[Stored data entries]
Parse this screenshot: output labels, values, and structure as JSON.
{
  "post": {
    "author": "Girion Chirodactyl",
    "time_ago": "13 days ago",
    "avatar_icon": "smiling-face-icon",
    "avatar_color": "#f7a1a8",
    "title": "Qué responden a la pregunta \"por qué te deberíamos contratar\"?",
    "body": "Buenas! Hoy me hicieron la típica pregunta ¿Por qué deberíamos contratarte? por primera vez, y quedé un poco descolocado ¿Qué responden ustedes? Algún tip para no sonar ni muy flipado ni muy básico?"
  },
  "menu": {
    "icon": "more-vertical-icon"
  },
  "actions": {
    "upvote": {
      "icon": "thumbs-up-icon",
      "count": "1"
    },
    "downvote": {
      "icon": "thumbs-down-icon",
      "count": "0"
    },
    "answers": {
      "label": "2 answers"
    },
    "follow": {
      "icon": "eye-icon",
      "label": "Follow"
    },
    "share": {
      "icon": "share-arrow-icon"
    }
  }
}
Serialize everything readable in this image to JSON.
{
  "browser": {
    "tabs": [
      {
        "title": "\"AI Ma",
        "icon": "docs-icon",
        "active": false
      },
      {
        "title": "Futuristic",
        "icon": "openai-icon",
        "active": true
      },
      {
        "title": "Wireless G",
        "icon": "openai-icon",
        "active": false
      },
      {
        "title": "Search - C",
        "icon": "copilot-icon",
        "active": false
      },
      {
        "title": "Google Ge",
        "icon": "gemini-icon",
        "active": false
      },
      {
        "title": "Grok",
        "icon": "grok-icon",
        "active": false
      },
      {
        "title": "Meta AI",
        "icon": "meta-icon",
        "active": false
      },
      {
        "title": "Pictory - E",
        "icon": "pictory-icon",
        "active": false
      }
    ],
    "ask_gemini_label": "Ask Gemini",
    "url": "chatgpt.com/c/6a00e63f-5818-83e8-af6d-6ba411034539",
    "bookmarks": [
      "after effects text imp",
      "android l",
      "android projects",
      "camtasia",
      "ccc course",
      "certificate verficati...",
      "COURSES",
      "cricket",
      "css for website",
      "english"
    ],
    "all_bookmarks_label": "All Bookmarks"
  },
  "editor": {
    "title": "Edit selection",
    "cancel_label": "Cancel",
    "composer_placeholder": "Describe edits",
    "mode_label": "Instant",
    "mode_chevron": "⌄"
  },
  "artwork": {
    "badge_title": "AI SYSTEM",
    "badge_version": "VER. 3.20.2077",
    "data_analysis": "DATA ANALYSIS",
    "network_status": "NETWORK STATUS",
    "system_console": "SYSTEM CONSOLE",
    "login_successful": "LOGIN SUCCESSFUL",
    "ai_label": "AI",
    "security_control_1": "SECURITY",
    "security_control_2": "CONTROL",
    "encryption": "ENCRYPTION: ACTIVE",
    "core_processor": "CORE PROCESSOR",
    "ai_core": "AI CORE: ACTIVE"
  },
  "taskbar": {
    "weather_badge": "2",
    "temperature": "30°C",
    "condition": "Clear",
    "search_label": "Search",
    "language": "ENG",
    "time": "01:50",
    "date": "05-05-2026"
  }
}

• [Task goal] Transcribe every record above exactly as it appears.

• [Task output]
Parse this screenshot: output labels, values, and structure as JSON.
{
  "post": {
    "author": "Girion Chirodactyl",
    "time_ago": "13 days ago",
    "avatar_icon": "smiling-face-icon",
    "avatar_color": "#f7a1a8",
    "title": "Qué responden a la pregunta \"por qué te deberíamos contratar\"?",
    "body": "Buenas! Hoy me hicieron la típica pregunta ¿Por qué deberíamos contratarte? por primera vez, y quedé un poco descolocado ¿Qué responden ustedes? Algún tip para no sonar ni muy flipado ni muy básico?"
  },
  "menu": {
    "icon": "more-vertical-icon"
  },
  "actions": {
    "upvote": {
      "icon": "thumbs-up-icon",
      "count": "1"
    },
    "downvote": {
      "icon": "thumbs-down-icon",
      "count": "0"
    },
    "answers": {
      "label": "2 answers"
    },
    "follow": {
      "icon": "eye-icon",
      "label": "Follow"
    },
    "share": {
      "icon": "share-arrow-icon"
    }
  }
}
Serialize everything readable in this image to JSON.
{
  "browser": {
    "tabs": [
      {
        "title": "\"AI Ma",
        "icon": "docs-icon",
        "active": false
      },
      {
        "title": "Futuristic",
        "icon": "openai-icon",
        "active": true
      },
      {
        "title": "Wireless G",
        "icon": "openai-icon",
        "active": false
      },
      {
        "title": "Search - C",
        "icon": "copilot-icon",
        "active": false
      },
      {
        "title": "Google Ge",
        "icon": "gemini-icon",
        "active": false
      },
      {
        "title": "Grok",
        "icon": "grok-icon",
        "active": false
      },
      {
        "title": "Meta AI",
        "icon": "meta-icon",
        "active": false
      },
      {
        "title": "Pictory - E",
        "icon": "pictory-icon",
        "active": false
      }
    ],
    "ask_gemini_label": "Ask Gemini",
    "url": "chatgpt.com/c/6a00e63f-5818-83e8-af6d-6ba411034539",
    "bookmarks": [
      "after effects text imp",
      "android l",
      "android projects",
      "camtasia",
      "ccc course",
      "certificate verficati...",
      "COURSES",
      "cricket",
      "css for website",
      "english"
    ],
    "all_bookmarks_label": "All Bookmarks"
  },
  "editor": {
    "title": "Edit selection",
    "cancel_label": "Cancel",
    "composer_placeholder": "Describe edits",
    "mode_label": "Instant",
    "mode_chevron": "⌄"
  },
  "artwork": {
    "badge_title": "AI SYSTEM",
    "badge_version": "VER. 3.20.2077",
    "data_analysis": "DATA ANALYSIS",
    "network_status": "NETWORK STATUS",
    "system_console": "SYSTEM CONSOLE",
    "login_successful": "LOGIN SUCCESSFUL",
    "ai_label": "AI",
    "security_control_1": "SECURITY",
    "security_control_2": "CONTROL",
    "encryption": "ENCRYPTION: ACTIVE",
    "core_processor": "CORE PROCESSOR",
    "ai_core": "AI CORE: ACTIVE"
  },
  "taskbar": {
    "weather_badge": "2",
    "temperature": "30°C",
    "condition": "Clear",
    "search_label": "Search",
    "language": "ENG",
    "time": "01:50",
    "date": "05-05-2026"
  }
}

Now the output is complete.